* [TASK BRIEF]
Wherever a line below holds the word "Table", copy that line.

(Dataset items)
<<<<
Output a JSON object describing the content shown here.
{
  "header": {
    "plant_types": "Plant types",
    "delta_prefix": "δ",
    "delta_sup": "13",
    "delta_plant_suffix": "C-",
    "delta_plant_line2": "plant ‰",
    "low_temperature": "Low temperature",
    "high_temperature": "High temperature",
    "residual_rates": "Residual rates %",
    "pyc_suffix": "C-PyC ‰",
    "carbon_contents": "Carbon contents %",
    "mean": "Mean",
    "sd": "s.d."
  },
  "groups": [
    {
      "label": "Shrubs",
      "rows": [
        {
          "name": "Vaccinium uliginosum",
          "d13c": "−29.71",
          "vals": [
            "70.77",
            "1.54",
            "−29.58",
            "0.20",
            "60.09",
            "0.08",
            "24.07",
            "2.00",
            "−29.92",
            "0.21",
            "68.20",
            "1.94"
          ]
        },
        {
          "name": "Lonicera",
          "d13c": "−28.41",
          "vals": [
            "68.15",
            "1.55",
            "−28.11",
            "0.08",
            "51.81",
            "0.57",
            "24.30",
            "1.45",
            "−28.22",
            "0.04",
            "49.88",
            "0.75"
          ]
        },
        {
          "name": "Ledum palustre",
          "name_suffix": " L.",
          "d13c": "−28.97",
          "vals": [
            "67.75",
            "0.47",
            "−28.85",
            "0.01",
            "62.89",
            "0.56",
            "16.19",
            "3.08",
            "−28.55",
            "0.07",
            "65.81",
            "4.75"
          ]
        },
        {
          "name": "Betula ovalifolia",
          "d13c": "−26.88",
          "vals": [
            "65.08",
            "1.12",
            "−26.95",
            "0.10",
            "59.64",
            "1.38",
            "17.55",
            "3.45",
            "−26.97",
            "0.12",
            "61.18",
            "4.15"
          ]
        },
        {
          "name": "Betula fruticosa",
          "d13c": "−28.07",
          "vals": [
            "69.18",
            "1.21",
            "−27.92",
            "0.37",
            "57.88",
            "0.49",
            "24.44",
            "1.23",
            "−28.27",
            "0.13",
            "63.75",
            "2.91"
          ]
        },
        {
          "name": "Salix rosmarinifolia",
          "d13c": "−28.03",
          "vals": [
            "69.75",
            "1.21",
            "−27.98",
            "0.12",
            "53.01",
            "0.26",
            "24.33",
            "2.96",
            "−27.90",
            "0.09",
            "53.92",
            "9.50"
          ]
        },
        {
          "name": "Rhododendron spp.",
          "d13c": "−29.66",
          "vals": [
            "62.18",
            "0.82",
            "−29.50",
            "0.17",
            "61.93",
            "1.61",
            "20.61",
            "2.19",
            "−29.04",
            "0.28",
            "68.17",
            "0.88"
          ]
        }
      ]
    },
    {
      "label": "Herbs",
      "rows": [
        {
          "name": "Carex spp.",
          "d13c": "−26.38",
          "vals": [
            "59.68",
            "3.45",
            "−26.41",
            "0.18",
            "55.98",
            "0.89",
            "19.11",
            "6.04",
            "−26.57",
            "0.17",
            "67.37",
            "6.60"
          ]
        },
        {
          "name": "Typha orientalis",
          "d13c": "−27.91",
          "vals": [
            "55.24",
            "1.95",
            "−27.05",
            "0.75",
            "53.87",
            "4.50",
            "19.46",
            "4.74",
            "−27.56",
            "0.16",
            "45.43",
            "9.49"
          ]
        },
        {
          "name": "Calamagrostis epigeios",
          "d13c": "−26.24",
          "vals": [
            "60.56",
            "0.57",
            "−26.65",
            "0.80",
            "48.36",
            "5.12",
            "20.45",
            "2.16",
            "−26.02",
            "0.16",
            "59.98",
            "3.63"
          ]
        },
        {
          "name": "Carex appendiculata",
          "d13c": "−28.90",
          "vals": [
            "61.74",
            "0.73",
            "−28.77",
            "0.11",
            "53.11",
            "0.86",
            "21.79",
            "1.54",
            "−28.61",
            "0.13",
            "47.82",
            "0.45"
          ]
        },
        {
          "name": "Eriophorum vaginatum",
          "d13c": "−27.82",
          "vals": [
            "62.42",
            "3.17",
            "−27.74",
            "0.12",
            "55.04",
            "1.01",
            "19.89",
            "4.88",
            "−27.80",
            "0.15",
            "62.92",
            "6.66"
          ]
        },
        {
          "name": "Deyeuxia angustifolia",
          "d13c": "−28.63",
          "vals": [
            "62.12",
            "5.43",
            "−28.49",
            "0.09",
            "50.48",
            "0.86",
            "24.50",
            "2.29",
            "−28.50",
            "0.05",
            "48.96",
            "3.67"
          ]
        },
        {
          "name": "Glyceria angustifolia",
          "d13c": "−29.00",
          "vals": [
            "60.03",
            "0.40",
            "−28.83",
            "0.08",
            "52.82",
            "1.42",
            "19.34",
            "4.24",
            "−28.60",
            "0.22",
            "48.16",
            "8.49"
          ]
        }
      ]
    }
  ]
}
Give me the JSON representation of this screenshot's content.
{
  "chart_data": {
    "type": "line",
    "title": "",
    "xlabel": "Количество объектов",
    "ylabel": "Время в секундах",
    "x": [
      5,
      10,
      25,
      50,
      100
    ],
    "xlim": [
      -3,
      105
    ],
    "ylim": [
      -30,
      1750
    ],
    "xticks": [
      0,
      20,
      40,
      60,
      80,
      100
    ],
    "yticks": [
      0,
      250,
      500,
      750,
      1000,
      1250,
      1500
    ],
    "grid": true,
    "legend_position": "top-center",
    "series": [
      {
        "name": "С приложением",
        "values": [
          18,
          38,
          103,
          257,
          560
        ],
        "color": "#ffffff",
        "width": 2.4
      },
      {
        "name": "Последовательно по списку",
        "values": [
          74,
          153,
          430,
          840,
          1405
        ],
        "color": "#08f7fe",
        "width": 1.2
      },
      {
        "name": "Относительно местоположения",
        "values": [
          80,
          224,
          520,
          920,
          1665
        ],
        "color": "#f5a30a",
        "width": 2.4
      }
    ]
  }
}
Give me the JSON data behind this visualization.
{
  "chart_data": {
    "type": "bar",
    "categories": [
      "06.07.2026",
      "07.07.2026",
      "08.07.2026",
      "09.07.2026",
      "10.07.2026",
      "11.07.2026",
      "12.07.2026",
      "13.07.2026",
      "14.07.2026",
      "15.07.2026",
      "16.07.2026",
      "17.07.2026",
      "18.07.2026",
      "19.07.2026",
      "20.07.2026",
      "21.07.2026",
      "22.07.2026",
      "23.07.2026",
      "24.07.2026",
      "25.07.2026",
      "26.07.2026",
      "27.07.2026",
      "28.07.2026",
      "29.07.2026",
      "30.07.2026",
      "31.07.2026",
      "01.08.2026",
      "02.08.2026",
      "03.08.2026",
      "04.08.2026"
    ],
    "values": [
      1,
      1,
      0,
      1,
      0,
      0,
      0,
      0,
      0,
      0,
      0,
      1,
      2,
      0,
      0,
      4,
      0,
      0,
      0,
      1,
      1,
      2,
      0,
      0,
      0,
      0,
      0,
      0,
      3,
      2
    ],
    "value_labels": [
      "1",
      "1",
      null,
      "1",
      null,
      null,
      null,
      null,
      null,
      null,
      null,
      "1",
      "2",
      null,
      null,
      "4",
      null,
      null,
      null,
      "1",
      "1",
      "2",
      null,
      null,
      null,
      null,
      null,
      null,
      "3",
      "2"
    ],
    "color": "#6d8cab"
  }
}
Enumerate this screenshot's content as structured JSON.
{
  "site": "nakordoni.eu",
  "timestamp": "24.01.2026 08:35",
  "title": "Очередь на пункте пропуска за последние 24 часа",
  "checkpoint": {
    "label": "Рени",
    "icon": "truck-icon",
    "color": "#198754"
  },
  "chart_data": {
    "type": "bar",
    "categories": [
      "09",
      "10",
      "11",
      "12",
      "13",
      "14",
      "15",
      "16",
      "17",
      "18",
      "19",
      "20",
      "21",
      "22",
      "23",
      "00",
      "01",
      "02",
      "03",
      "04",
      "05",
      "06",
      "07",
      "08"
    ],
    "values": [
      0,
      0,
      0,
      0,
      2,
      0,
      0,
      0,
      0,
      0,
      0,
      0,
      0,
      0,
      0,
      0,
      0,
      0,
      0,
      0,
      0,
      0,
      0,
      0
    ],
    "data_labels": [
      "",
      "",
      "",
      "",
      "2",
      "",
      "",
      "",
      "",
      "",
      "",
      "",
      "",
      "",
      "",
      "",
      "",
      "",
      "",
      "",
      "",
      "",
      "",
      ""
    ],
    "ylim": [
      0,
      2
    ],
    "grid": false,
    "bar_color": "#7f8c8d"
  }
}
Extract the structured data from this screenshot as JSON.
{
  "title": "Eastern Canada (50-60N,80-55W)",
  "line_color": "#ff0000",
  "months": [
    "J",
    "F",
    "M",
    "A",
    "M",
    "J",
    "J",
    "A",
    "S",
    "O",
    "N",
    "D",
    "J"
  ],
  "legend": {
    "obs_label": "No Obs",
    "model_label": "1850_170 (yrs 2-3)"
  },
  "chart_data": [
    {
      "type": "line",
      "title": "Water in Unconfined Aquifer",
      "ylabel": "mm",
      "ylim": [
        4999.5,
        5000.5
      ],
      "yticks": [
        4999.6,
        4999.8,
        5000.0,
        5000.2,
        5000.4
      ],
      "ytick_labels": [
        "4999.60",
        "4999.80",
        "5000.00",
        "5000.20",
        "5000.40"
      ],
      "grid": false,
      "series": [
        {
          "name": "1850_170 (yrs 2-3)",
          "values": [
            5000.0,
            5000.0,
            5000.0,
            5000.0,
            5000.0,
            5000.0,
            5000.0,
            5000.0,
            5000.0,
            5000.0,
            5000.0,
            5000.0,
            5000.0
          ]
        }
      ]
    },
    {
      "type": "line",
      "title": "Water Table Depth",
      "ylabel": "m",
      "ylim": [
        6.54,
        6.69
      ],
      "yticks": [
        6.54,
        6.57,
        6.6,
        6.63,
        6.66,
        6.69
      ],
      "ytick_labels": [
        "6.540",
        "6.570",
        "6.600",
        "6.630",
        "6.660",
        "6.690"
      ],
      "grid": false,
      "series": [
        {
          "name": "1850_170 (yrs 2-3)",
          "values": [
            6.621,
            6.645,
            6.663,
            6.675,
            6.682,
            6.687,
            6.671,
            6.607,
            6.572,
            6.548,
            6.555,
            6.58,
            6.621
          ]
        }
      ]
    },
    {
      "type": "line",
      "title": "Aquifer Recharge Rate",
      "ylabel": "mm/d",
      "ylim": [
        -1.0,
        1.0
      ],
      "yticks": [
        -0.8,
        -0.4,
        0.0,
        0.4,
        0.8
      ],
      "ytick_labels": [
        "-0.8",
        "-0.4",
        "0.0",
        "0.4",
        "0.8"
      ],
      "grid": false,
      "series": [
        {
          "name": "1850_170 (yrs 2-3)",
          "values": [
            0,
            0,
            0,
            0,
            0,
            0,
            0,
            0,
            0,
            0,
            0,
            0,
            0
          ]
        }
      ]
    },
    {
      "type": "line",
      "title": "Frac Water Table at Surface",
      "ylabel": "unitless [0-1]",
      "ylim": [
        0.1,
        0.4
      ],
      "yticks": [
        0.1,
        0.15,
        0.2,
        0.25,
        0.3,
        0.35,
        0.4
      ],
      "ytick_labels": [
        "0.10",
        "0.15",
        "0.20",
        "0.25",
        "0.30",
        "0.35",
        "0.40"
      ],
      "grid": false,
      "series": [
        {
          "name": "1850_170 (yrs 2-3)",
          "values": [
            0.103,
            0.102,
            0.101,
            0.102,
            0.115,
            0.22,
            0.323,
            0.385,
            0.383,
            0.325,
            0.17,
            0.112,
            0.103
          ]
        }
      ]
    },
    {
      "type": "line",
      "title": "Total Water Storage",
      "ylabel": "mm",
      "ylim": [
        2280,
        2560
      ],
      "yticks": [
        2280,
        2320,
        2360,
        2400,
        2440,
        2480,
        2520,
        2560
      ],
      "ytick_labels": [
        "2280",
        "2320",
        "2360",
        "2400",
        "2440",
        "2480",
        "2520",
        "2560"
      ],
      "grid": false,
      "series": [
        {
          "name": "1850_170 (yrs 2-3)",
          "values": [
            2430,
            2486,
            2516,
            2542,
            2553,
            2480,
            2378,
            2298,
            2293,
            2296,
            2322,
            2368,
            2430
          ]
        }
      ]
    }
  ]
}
>>>>
* [FINAL RESULT]
      "title": "Water Table Depth",
      "title": "Frac Water Table at Surface",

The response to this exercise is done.